● Records shown:
──────────

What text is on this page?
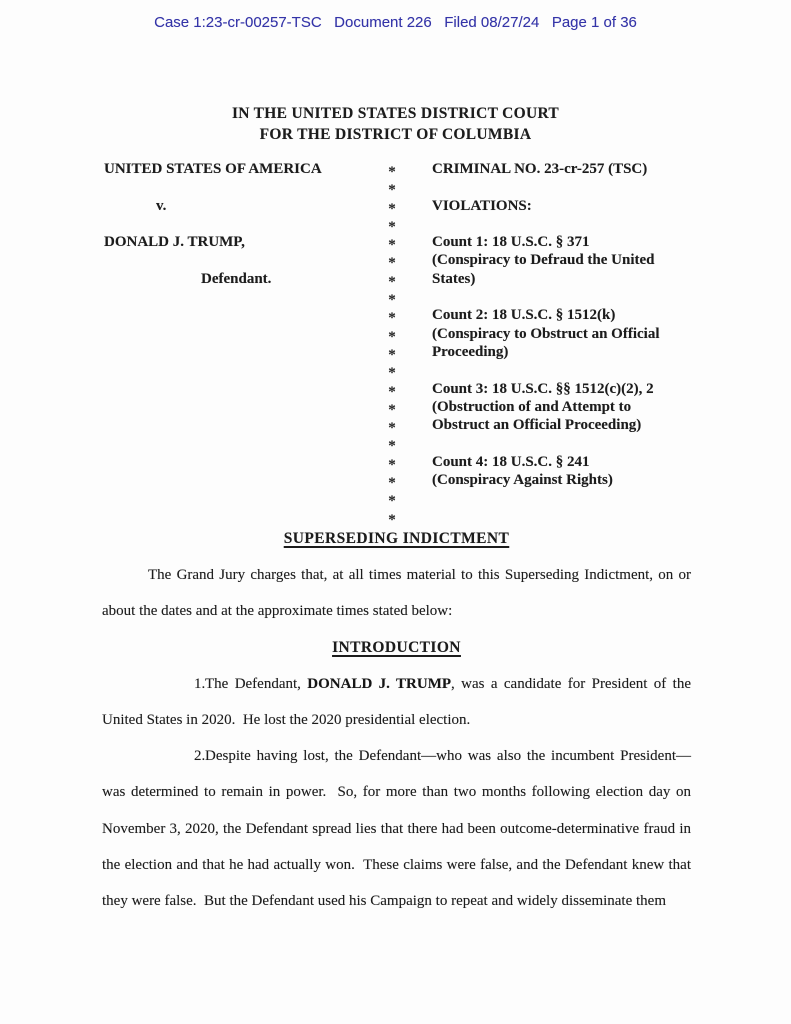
Case 1:23-cr-00257-TSC   Document 226   Filed 08/27/24   Page 1 of 36
IN THE UNITED STATES DISTRICT COURT
FOR THE DISTRICT OF COLUMBIA
UNITED STATES OF AMERICA

v.

DONALD J. TRUMP,

Defendant.
*
*
*
*
*
*
*
*
*
*
*
*
*
*
*
*
*
*
*
*
CRIMINAL NO. 23-cr-257 (TSC)

VIOLATIONS:

Count 1: 18 U.S.C. § 371
(Conspiracy to Defraud the United
States)

Count 2: 18 U.S.C. § 1512(k)
(Conspiracy to Obstruct an Official
Proceeding)

Count 3: 18 U.S.C. §§ 1512(c)(2), 2
(Obstruction of and Attempt to
Obstruct an Official Proceeding)

Count 4: 18 U.S.C. § 241
(Conspiracy Against Rights)

SUPERSEDING INDICTMENT

The Grand Jury charges that, at all times material to this Superseding Indictment, on or about the dates and at the approximate times stated below:

INTRODUCTION

1.The Defendant, DONALD J. TRUMP, was a candidate for President of the United States in 2020.  He lost the 2020 presidential election.

2.Despite having lost, the Defendant—who was also the incumbent President—was determined to remain in power.  So, for more than two months following election day on November 3, 2020, the Defendant spread lies that there had been outcome-determinative fraud in the election and that he had actually won.  These claims were false, and the Defendant knew that they were false.  But the Defendant used his Campaign to repeat and widely disseminate them
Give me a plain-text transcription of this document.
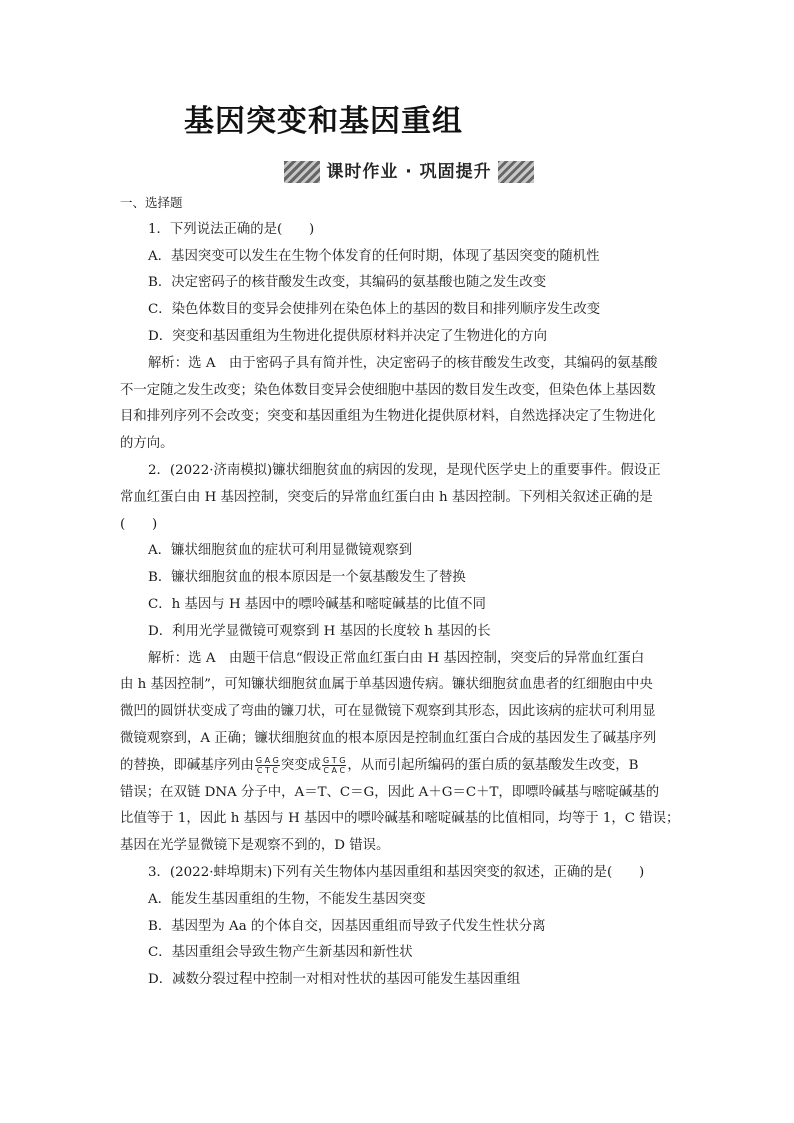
基因突变和基因重组
课时作业 · 巩固提升
一、选择题
1．下列说法正确的是(　　)
A．基因突变可以发生在生物个体发育的任何时期，体现了基因突变的随机性
B．决定密码子的核苷酸发生改变，其编码的氨基酸也随之发生改变
C．染色体数目的变异会使排列在染色体上的基因的数目和排列顺序发生改变
D．突变和基因重组为生物进化提供原材料并决定了生物进化的方向
解析：选 A　由于密码子具有简并性，决定密码子的核苷酸发生改变，其编码的氨基酸
不一定随之发生改变；染色体数目变异会使细胞中基因的数目发生改变，但染色体上基因数
目和排列序列不会改变；突变和基因重组为生物进化提供原材料，自然选择决定了生物进化
的方向。
2．(2022·济南模拟)镰状细胞贫血的病因的发现，是现代医学史上的重要事件。假设正
常血红蛋白由 H 基因控制，突变后的异常血红蛋白由 h 基因控制。下列相关叙述正确的是
(　　)
A．镰状细胞贫血的症状可利用显微镜观察到
B．镰状细胞贫血的根本原因是一个氨基酸发生了替换
C．h 基因与 H 基因中的嘌呤碱基和嘧啶碱基的比值不同
D．利用光学显微镜可观察到 H 基因的长度较 h 基因的长
解析：选 A　由题干信息“假设正常血红蛋白由 H 基因控制，突变后的异常血红蛋白
由 h 基因控制”，可知镰状细胞贫血属于单基因遗传病。镰状细胞贫血患者的红细胞由中央
微凹的圆饼状变成了弯曲的镰刀状，可在显微镜下观察到其形态，因此该病的症状可利用显
微镜观察到，A 正确；镰状细胞贫血的根本原因是控制血红蛋白合成的基因发生了碱基序列
的替换，即碱基序列由 $\frac{\text{G A G}}{\text{C T C}}$ 突变成 $\frac{\text{G T G}}{\text{C A C}}$ ，从而引起所编码的蛋白质的氨基酸发生改变，B
错误；在双链 DNA 分子中，A＝T、C＝G，因此 A＋G＝C＋T，即嘌呤碱基与嘧啶碱基的
比值等于 1，因此 h 基因与 H 基因中的嘌呤碱基和嘧啶碱基的比值相同，均等于 1，C 错误；
基因在光学显微镜下是观察不到的，D 错误。
3．(2022·蚌埠期末)下列有关生物体内基因重组和基因突变的叙述，正确的是(　　)
A．能发生基因重组的生物，不能发生基因突变
B．基因型为 Aa 的个体自交，因基因重组而导致子代发生性状分离
C．基因重组会导致生物产生新基因和新性状
D．减数分裂过程中控制一对相对性状的基因可能发生基因重组
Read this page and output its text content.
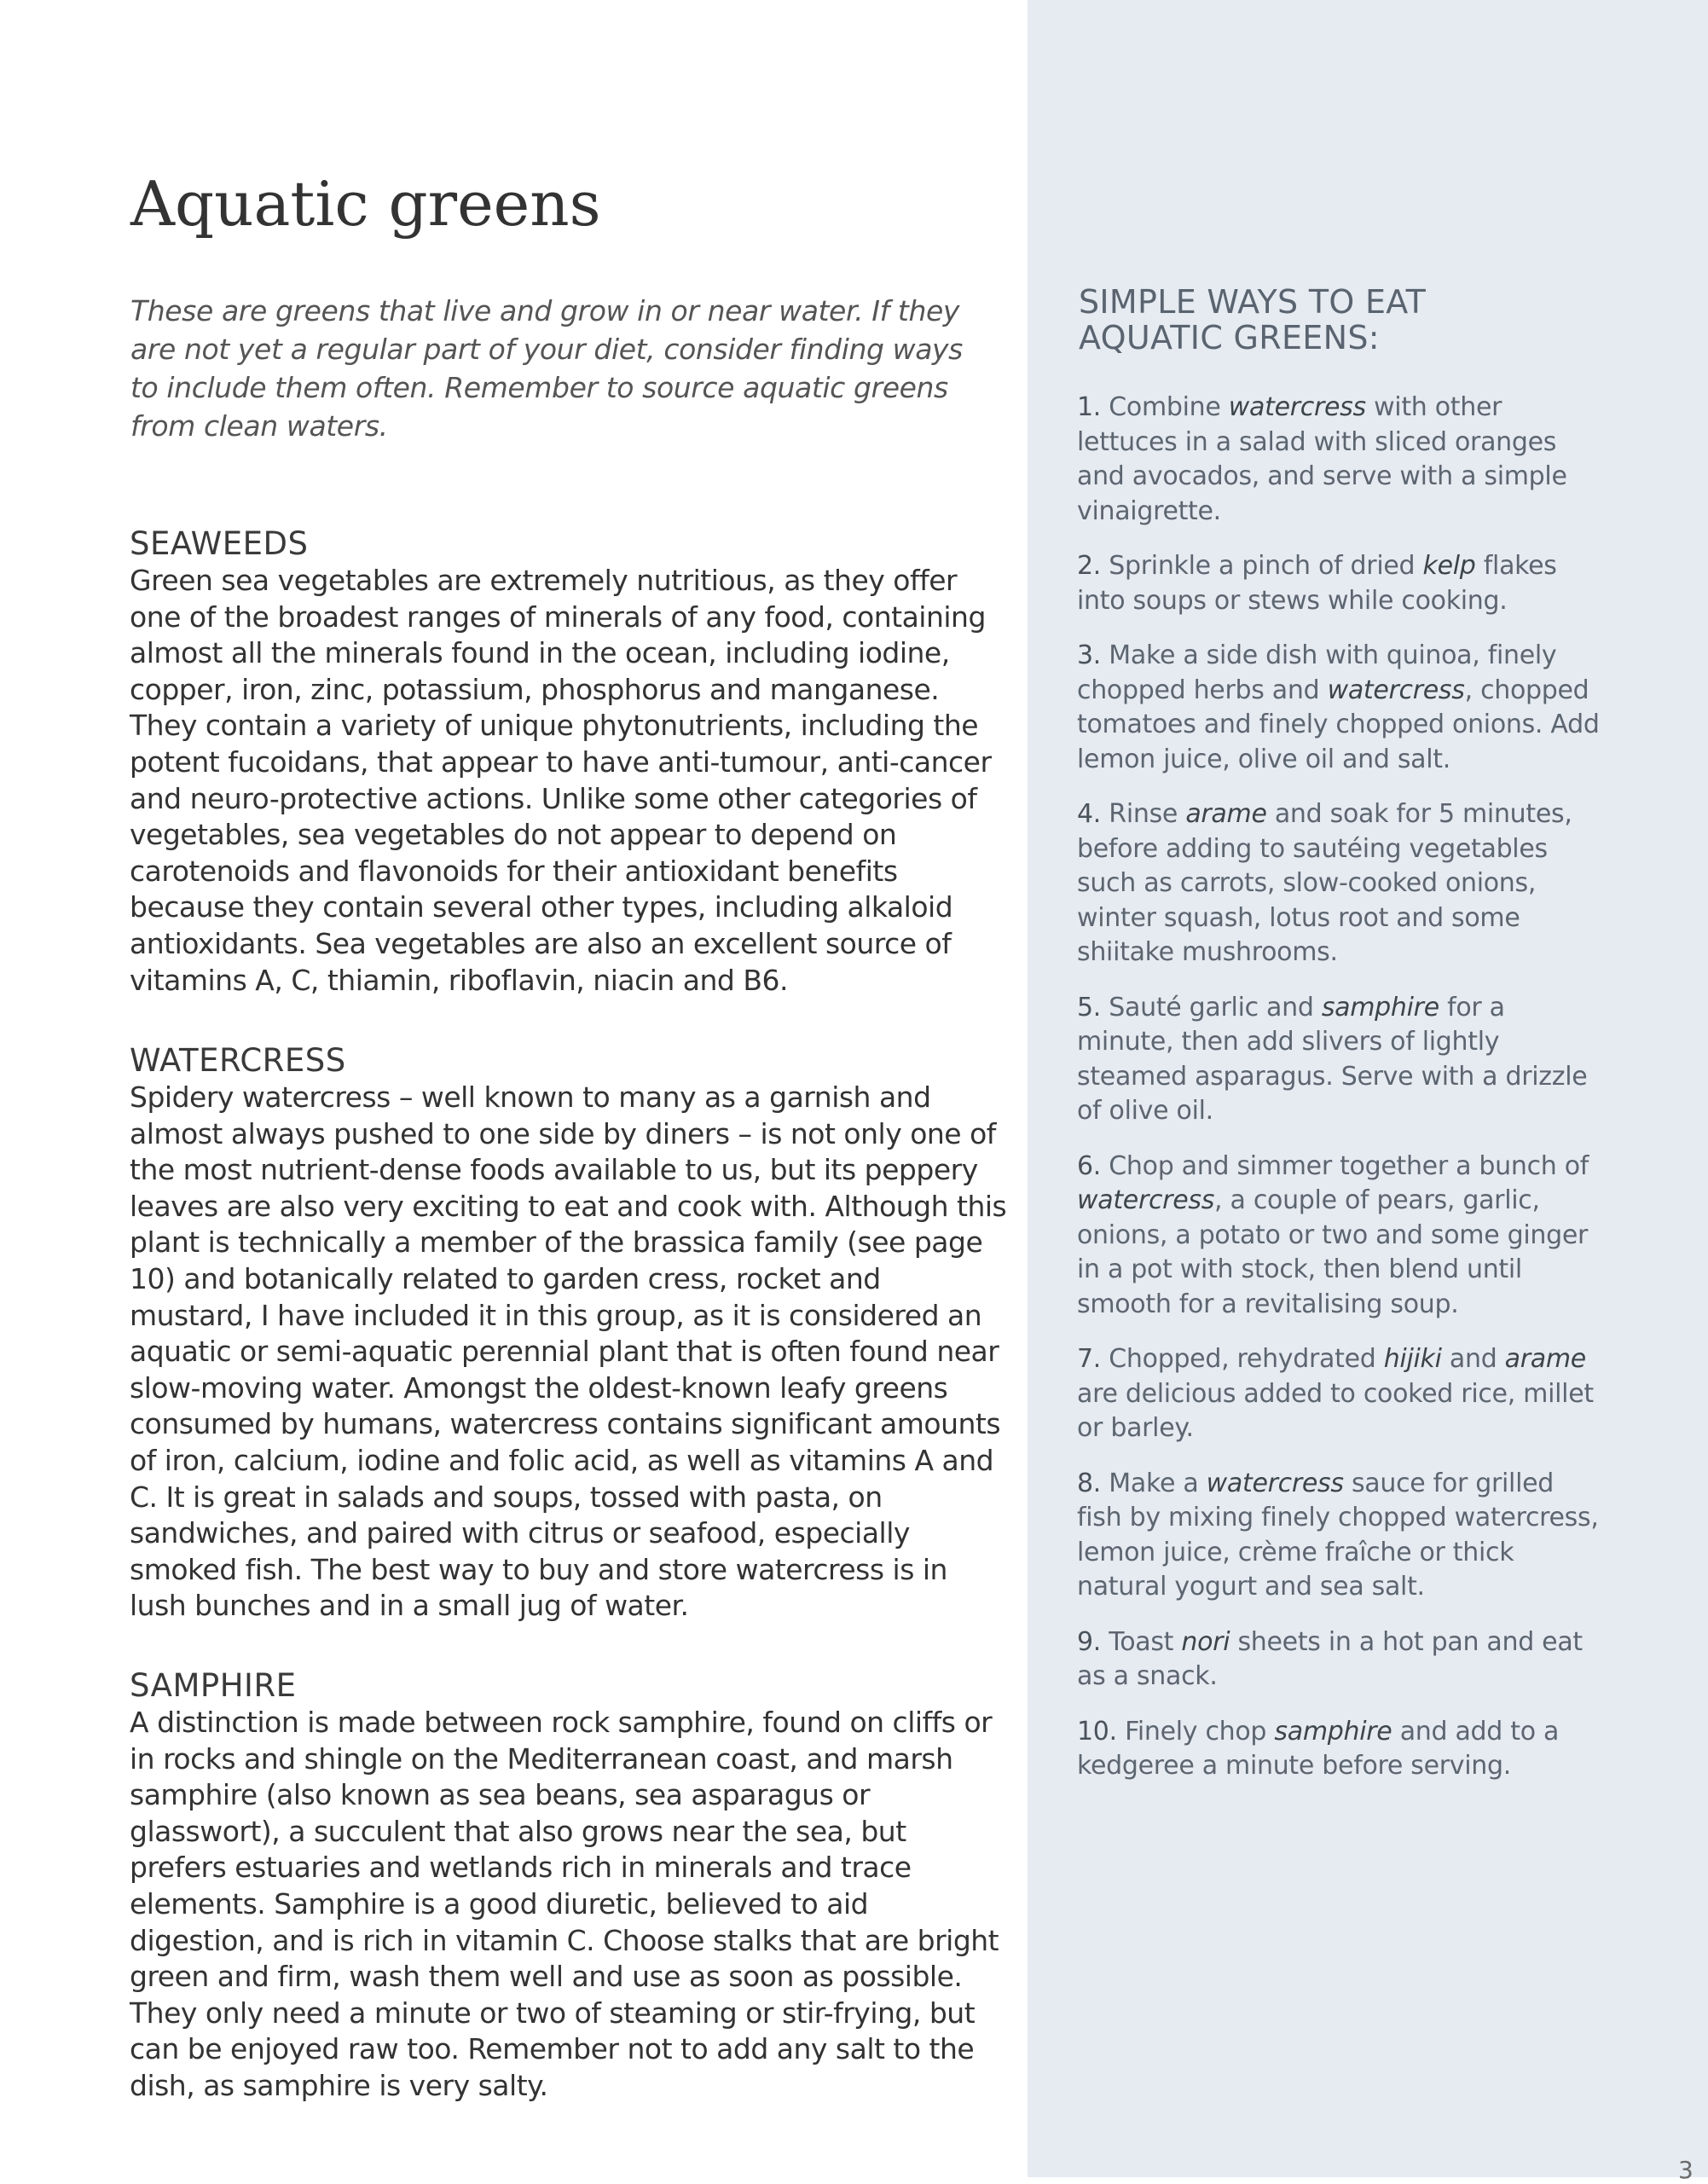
Aquatic greens

These are greens that live and grow in or near water. If they are not yet a regular part of your diet, consider finding ways to include them often. Remember to source aquatic greens from clean waters.

SEAWEEDS

Green sea vegetables are extremely nutritious, as they offer one of the broadest ranges of minerals of any food, containing almost all the minerals found in the ocean, including iodine, copper, iron, zinc, potassium, phosphorus and manganese. They contain a variety of unique phytonutrients, including the potent fucoidans, that appear to have anti-tumour, anti-cancer and neuro-protective actions. Unlike some other categories of vegetables, sea vegetables do not appear to depend on carotenoids and flavonoids for their antioxidant benefits because they contain several other types, including alkaloid antioxidants. Sea vegetables are also an excellent source of vitamins A, C, thiamin, riboflavin, niacin and B6.

WATERCRESS

Spidery watercress – well known to many as a garnish and almost always pushed to one side by diners – is not only one of the most nutrient-dense foods available to us, but its peppery leaves are also very exciting to eat and cook with. Although this plant is technically a member of the brassica family (see page 10) and botanically related to garden cress, rocket and mustard, I have included it in this group, as it is considered an aquatic or semi-aquatic perennial plant that is often found near slow-moving water. Amongst the oldest-known leafy greens consumed by humans, watercress contains significant amounts of iron, calcium, iodine and folic acid, as well as vitamins A and C. It is great in salads and soups, tossed with pasta, on sandwiches, and paired with citrus or seafood, especially smoked fish. The best way to buy and store watercress is in lush bunches and in a small jug of water.

SAMPHIRE

A distinction is made between rock samphire, found on cliffs or in rocks and shingle on the Mediterranean coast, and marsh samphire (also known as sea beans, sea asparagus or glasswort), a succulent that also grows near the sea, but prefers estuaries and wetlands rich in minerals and trace elements. Samphire is a good diuretic, believed to aid digestion, and is rich in vitamin C. Choose stalks that are bright green and firm, wash them well and use as soon as possible. They only need a minute or two of steaming or stir-frying, but can be enjoyed raw too. Remember not to add any salt to the dish, as samphire is very salty.

SIMPLE WAYS TO EAT AQUATIC GREENS:
1. Combine watercress with other lettuces in a salad with sliced oranges and avocados, and serve with a simple vinaigrette.
2. Sprinkle a pinch of dried kelp flakes into soups or stews while cooking.
3. Make a side dish with quinoa, finely chopped herbs and watercress, chopped tomatoes and finely chopped onions. Add lemon juice, olive oil and salt.
4. Rinse arame and soak for 5 minutes, before adding to sautéing vegetables such as carrots, slow-cooked onions, winter squash, lotus root and some shiitake mushrooms.
5. Sauté garlic and samphire for a minute, then add slivers of lightly steamed asparagus. Serve with a drizzle of olive oil.
6. Chop and simmer together a bunch of watercress, a couple of pears, garlic, onions, a potato or two and some ginger in a pot with stock, then blend until smooth for a revitalising soup.
7. Chopped, rehydrated hijiki and arame are delicious added to cooked rice, millet or barley.
8. Make a watercress sauce for grilled fish by mixing finely chopped watercress, lemon juice, crème fraîche or thick natural yogurt and sea salt.
9. Toast nori sheets in a hot pan and eat as a snack.
10. Finely chop samphire and add to a kedgeree a minute before serving.
3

──────────

● Exercise: Above are records to transcribe exactly; leave their pictures out.

● Exercise output:
What text is on this page?
Case 1:23-cr-00257-TSC   Document 226   Filed 08/27/24   Page 1 of 36
IN THE UNITED STATES DISTRICT COURT
FOR THE DISTRICT OF COLUMBIA
UNITED STATES OF AMERICA

v.

DONALD J. TRUMP,

Defendant.
*
*
*
*
*
*
*
*
*
*
*
*
*
*
*
*
*
*
*
*
CRIMINAL NO. 23-cr-257 (TSC)

VIOLATIONS:

Count 1: 18 U.S.C. § 371
(Conspiracy to Defraud the United
States)

Count 2: 18 U.S.C. § 1512(k)
(Conspiracy to Obstruct an Official
Proceeding)

Count 3: 18 U.S.C. §§ 1512(c)(2), 2
(Obstruction of and Attempt to
Obstruct an Official Proceeding)

Count 4: 18 U.S.C. § 241
(Conspiracy Against Rights)

SUPERSEDING INDICTMENT

The Grand Jury charges that, at all times material to this Superseding Indictment, on or about the dates and at the approximate times stated below:

INTRODUCTION

1.The Defendant, DONALD J. TRUMP, was a candidate for President of the United States in 2020.  He lost the 2020 presidential election.

2.Despite having lost, the Defendant—who was also the incumbent President—was determined to remain in power.  So, for more than two months following election day on November 3, 2020, the Defendant spread lies that there had been outcome-determinative fraud in the election and that he had actually won.  These claims were false, and the Defendant knew that they were false.  But the Defendant used his Campaign to repeat and widely disseminate them
Give me a plain-text transcription of this document.
基因突变和基因重组
课时作业 · 巩固提升
一、选择题
1．下列说法正确的是(　　)
A．基因突变可以发生在生物个体发育的任何时期，体现了基因突变的随机性
B．决定密码子的核苷酸发生改变，其编码的氨基酸也随之发生改变
C．染色体数目的变异会使排列在染色体上的基因的数目和排列顺序发生改变
D．突变和基因重组为生物进化提供原材料并决定了生物进化的方向
解析：选 A　由于密码子具有简并性，决定密码子的核苷酸发生改变，其编码的氨基酸
不一定随之发生改变；染色体数目变异会使细胞中基因的数目发生改变，但染色体上基因数
目和排列序列不会改变；突变和基因重组为生物进化提供原材料，自然选择决定了生物进化
的方向。
2．(2022·济南模拟)镰状细胞贫血的病因的发现，是现代医学史上的重要事件。假设正
常血红蛋白由 H 基因控制，突变后的异常血红蛋白由 h 基因控制。下列相关叙述正确的是
(　　)
A．镰状细胞贫血的症状可利用显微镜观察到
B．镰状细胞贫血的根本原因是一个氨基酸发生了替换
C．h 基因与 H 基因中的嘌呤碱基和嘧啶碱基的比值不同
D．利用光学显微镜可观察到 H 基因的长度较 h 基因的长
解析：选 A　由题干信息“假设正常血红蛋白由 H 基因控制，突变后的异常血红蛋白
由 h 基因控制”，可知镰状细胞贫血属于单基因遗传病。镰状细胞贫血患者的红细胞由中央
微凹的圆饼状变成了弯曲的镰刀状，可在显微镜下观察到其形态，因此该病的症状可利用显
微镜观察到，A 正确；镰状细胞贫血的根本原因是控制血红蛋白合成的基因发生了碱基序列
的替换，即碱基序列由 $\frac{\text{G A G}}{\text{C T C}}$ 突变成 $\frac{\text{G T G}}{\text{C A C}}$ ，从而引起所编码的蛋白质的氨基酸发生改变，B
错误；在双链 DNA 分子中，A＝T、C＝G，因此 A＋G＝C＋T，即嘌呤碱基与嘧啶碱基的
比值等于 1，因此 h 基因与 H 基因中的嘌呤碱基和嘧啶碱基的比值相同，均等于 1，C 错误；
基因在光学显微镜下是观察不到的，D 错误。
3．(2022·蚌埠期末)下列有关生物体内基因重组和基因突变的叙述，正确的是(　　)
A．能发生基因重组的生物，不能发生基因突变
B．基因型为 Aa 的个体自交，因基因重组而导致子代发生性状分离
C．基因重组会导致生物产生新基因和新性状
D．减数分裂过程中控制一对相对性状的基因可能发生基因重组
Read this page and output its text content.
Aquatic greens

These are greens that live and grow in or near water. If they are not yet a regular part of your diet, consider finding ways to include them often. Remember to source aquatic greens from clean waters.

SEAWEEDS

Green sea vegetables are extremely nutritious, as they offer one of the broadest ranges of minerals of any food, containing almost all the minerals found in the ocean, including iodine, copper, iron, zinc, potassium, phosphorus and manganese. They contain a variety of unique phytonutrients, including the potent fucoidans, that appear to have anti-tumour, anti-cancer and neuro-protective actions. Unlike some other categories of vegetables, sea vegetables do not appear to depend on carotenoids and flavonoids for their antioxidant benefits because they contain several other types, including alkaloid antioxidants. Sea vegetables are also an excellent source of vitamins A, C, thiamin, riboflavin, niacin and B6.

WATERCRESS

Spidery watercress – well known to many as a garnish and almost always pushed to one side by diners – is not only one of the most nutrient-dense foods available to us, but its peppery leaves are also very exciting to eat and cook with. Although this plant is technically a member of the brassica family (see page 10) and botanically related to garden cress, rocket and mustard, I have included it in this group, as it is considered an aquatic or semi-aquatic perennial plant that is often found near slow-moving water. Amongst the oldest-known leafy greens consumed by humans, watercress contains significant amounts of iron, calcium, iodine and folic acid, as well as vitamins A and C. It is great in salads and soups, tossed with pasta, on sandwiches, and paired with citrus or seafood, especially smoked fish. The best way to buy and store watercress is in lush bunches and in a small jug of water.

SAMPHIRE

A distinction is made between rock samphire, found on cliffs or in rocks and shingle on the Mediterranean coast, and marsh samphire (also known as sea beans, sea asparagus or glasswort), a succulent that also grows near the sea, but prefers estuaries and wetlands rich in minerals and trace elements. Samphire is a good diuretic, believed to aid digestion, and is rich in vitamin C. Choose stalks that are bright green and firm, wash them well and use as soon as possible. They only need a minute or two of steaming or stir-frying, but can be enjoyed raw too. Remember not to add any salt to the dish, as samphire is very salty.

SIMPLE WAYS TO EAT AQUATIC GREENS:
1. Combine watercress with other lettuces in a salad with sliced oranges and avocados, and serve with a simple vinaigrette.
2. Sprinkle a pinch of dried kelp flakes into soups or stews while cooking.
3. Make a side dish with quinoa, finely chopped herbs and watercress, chopped tomatoes and finely chopped onions. Add lemon juice, olive oil and salt.
4. Rinse arame and soak for 5 minutes, before adding to sautéing vegetables such as carrots, slow-cooked onions, winter squash, lotus root and some shiitake mushrooms.
5. Sauté garlic and samphire for a minute, then add slivers of lightly steamed asparagus. Serve with a drizzle of olive oil.
6. Chop and simmer together a bunch of watercress, a couple of pears, garlic, onions, a potato or two and some ginger in a pot with stock, then blend until smooth for a revitalising soup.
7. Chopped, rehydrated hijiki and arame are delicious added to cooked rice, millet or barley.
8. Make a watercress sauce for grilled fish by mixing finely chopped watercress, lemon juice, crème fraîche or thick natural yogurt and sea salt.
9. Toast nori sheets in a hot pan and eat as a snack.
10. Finely chop samphire and add to a kedgeree a minute before serving.
3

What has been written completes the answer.